Task brief — Find every line in the listing below that contains the word "What", and copy each of those lines.

Provided data —
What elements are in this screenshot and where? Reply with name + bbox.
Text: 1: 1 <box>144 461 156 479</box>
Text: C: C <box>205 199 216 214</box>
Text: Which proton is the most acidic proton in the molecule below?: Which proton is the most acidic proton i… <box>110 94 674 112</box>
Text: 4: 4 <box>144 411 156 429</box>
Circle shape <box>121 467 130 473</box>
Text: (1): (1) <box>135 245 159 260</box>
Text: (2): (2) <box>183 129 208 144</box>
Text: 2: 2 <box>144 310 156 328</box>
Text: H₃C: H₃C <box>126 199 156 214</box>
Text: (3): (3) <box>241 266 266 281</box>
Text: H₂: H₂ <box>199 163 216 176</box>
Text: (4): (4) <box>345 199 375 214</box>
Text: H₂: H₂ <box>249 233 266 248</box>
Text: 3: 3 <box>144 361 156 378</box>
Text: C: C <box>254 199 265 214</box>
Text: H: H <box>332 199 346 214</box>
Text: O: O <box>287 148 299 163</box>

Solution to this problem —
What elements are in this screenshot and where? Reply with name + bbox.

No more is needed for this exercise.